[Collected data]
* Start *

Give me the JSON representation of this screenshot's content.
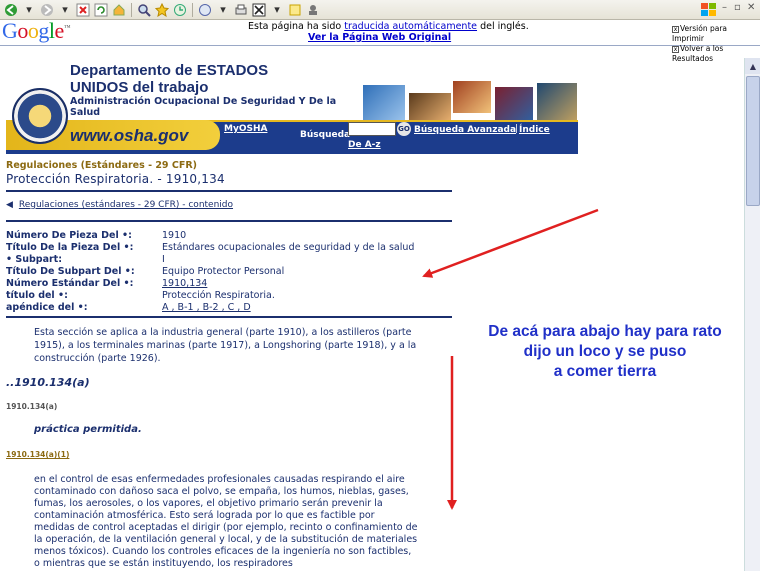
{
  "browser": {
    "toolbar_icons": [
      "back-icon",
      "forward-icon",
      "stop-icon",
      "refresh-icon",
      "home-icon",
      "search-icon",
      "favorites-icon",
      "history-icon",
      "mail-icon",
      "print-icon",
      "edit-icon",
      "discuss-icon"
    ]
  },
  "google": {
    "logo": "Google",
    "message_prefix": "Esta página ha sido",
    "message_link": "traducida automáticamente",
    "message_suffix": "del inglés.",
    "original_link": "Ver la Página Web Original",
    "opt_print": "Versión para Imprimir",
    "opt_results": "Volver a los Resultados"
  },
  "header": {
    "title_line1": "Departamento de ESTADOS",
    "title_line2": "UNIDOS del trabajo",
    "subtitle": "Administración Ocupacional De Seguridad Y De la Salud",
    "site": "www.osha.gov",
    "myosha": "MyOSHA",
    "search_label": "Búsqueda",
    "go": "GO",
    "advanced": "Búsqueda Avanzada",
    "index": "Índice",
    "az": "De A-z"
  },
  "page": {
    "section": "Regulaciones (Estándares - 29 CFR)",
    "title": "Protección Respiratoria. - 1910,134",
    "crumb": "Regulaciones (estándares - 29 CFR) - contenido"
  },
  "meta": [
    {
      "k": "Número De Pieza Del •:",
      "v": "1910"
    },
    {
      "k": "Título De la Pieza Del •:",
      "v": "Estándares ocupacionales de seguridad y de la salud"
    },
    {
      "k": "• Subpart:",
      "v": "I"
    },
    {
      "k": "Título De Subpart Del •:",
      "v": "Equipo Protector Personal"
    },
    {
      "k": "Número Estándar Del •:",
      "v": "1910,134"
    },
    {
      "k": "título del •:",
      "v": "Protección Respiratoria."
    },
    {
      "k": "apéndice del •:",
      "v": "A , B-1 , B-2 , C , D"
    }
  ],
  "body": {
    "p1": "Esta sección se aplica a la industria general (parte 1910), a los astilleros (parte 1915), a los terminales marinas (parte 1917), a Longshoring (parte 1918), y a la construcción (parte 1926).",
    "heading": "..1910.134(a)",
    "ref1": "1910.134(a)",
    "practice": "práctica permitida.",
    "ref2": "1910.134(a)(1)",
    "p2": "en el control de esas enfermedades profesionales causadas respirando el aire contaminado con dañoso saca el polvo, se empaña, los humos, nieblas, gases, fumas, los aerosoles, o los vapores, el objetivo primario serán prevenir la contaminación atmosférica. Esto será lograda por lo que es factible por medidas de control aceptadas el dirigir (por ejemplo, recinto o confinamiento de la operación, de la ventilación general y local, y de la substitución de materiales menos tóxicos). Cuando los controles eficaces de la ingeniería no son factibles, o mientras que se están instituyendo, los respiradores"
  },
  "annotation": {
    "line1": "De acá para abajo hay  para rato",
    "line2": "dijo un loco y se puso",
    "line3": "a comer tierra",
    "color": "#2030c8"
  },
  "colors": {
    "navy": "#1b2f6e",
    "gold": "#e3b51a",
    "red_arrow": "#e02020"
  }
}
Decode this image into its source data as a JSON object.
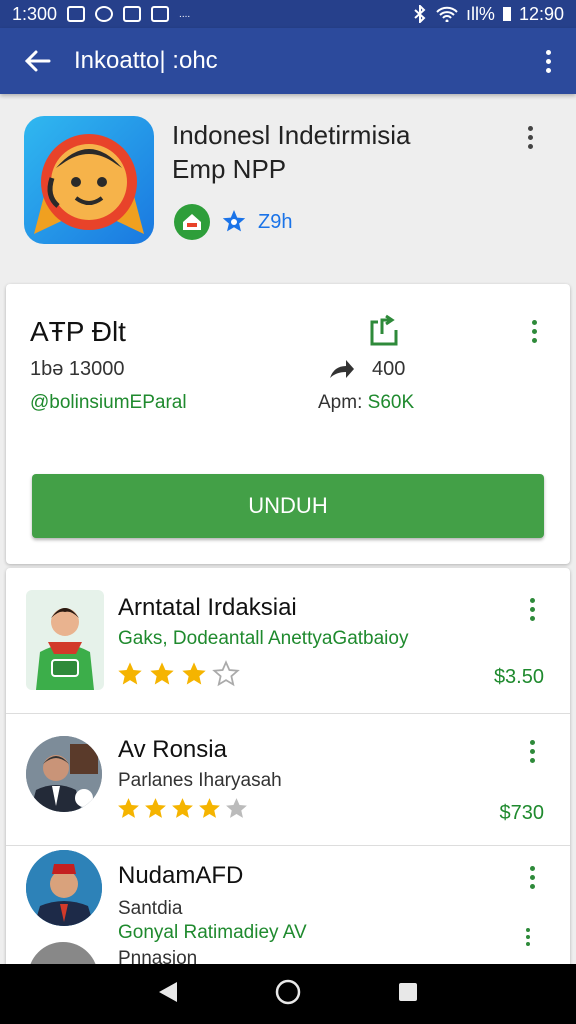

* End *

▶ [What is required]
Leave the pictures out, and transcribe each of the records exactly.

▶ [Final result]
Give me the JSON representation of this screenshot's content.
{
  "browser": {
    "toolbar_icons": [
      "back-icon",
      "forward-icon",
      "stop-icon",
      "refresh-icon",
      "home-icon",
      "search-icon",
      "favorites-icon",
      "history-icon",
      "mail-icon",
      "print-icon",
      "edit-icon",
      "discuss-icon"
    ]
  },
  "google": {
    "logo": "Google",
    "message_prefix": "Esta página ha sido",
    "message_link": "traducida automáticamente",
    "message_suffix": "del inglés.",
    "original_link": "Ver la Página Web Original",
    "opt_print": "Versión para Imprimir",
    "opt_results": "Volver a los Resultados"
  },
  "header": {
    "title_line1": "Departamento de ESTADOS",
    "title_line2": "UNIDOS del trabajo",
    "subtitle": "Administración Ocupacional De Seguridad Y De la Salud",
    "site": "www.osha.gov",
    "myosha": "MyOSHA",
    "search_label": "Búsqueda",
    "go": "GO",
    "advanced": "Búsqueda Avanzada",
    "index": "Índice",
    "az": "De A-z"
  },
  "page": {
    "section": "Regulaciones (Estándares - 29 CFR)",
    "title": "Protección Respiratoria. - 1910,134",
    "crumb": "Regulaciones (estándares - 29 CFR) - contenido"
  },
  "meta": [
    {
      "k": "Número De Pieza Del •:",
      "v": "1910"
    },
    {
      "k": "Título De la Pieza Del •:",
      "v": "Estándares ocupacionales de seguridad y de la salud"
    },
    {
      "k": "• Subpart:",
      "v": "I"
    },
    {
      "k": "Título De Subpart Del •:",
      "v": "Equipo Protector Personal"
    },
    {
      "k": "Número Estándar Del •:",
      "v": "1910,134"
    },
    {
      "k": "título del •:",
      "v": "Protección Respiratoria."
    },
    {
      "k": "apéndice del •:",
      "v": "A , B-1 , B-2 , C , D"
    }
  ],
  "body": {
    "p1": "Esta sección se aplica a la industria general (parte 1910), a los astilleros (parte 1915), a los terminales marinas (parte 1917), a Longshoring (parte 1918), y a la construcción (parte 1926).",
    "heading": "..1910.134(a)",
    "ref1": "1910.134(a)",
    "practice": "práctica permitida.",
    "ref2": "1910.134(a)(1)",
    "p2": "en el control de esas enfermedades profesionales causadas respirando el aire contaminado con dañoso saca el polvo, se empaña, los humos, nieblas, gases, fumas, los aerosoles, o los vapores, el objetivo primario serán prevenir la contaminación atmosférica. Esto será lograda por lo que es factible por medidas de control aceptadas el dirigir (por ejemplo, recinto o confinamiento de la operación, de la ventilación general y local, y de la substitución de materiales menos tóxicos). Cuando los controles eficaces de la ingeniería no son factibles, o mientras que se están instituyendo, los respiradores"
  },
  "annotation": {
    "line1": "De acá para abajo hay  para rato",
    "line2": "dijo un loco y se puso",
    "line3": "a comer tierra",
    "color": "#2030c8"
  },
  "colors": {
    "navy": "#1b2f6e",
    "gold": "#e3b51a",
    "red_arrow": "#e02020"
  }
}
Decode this image into its source data as a JSON object.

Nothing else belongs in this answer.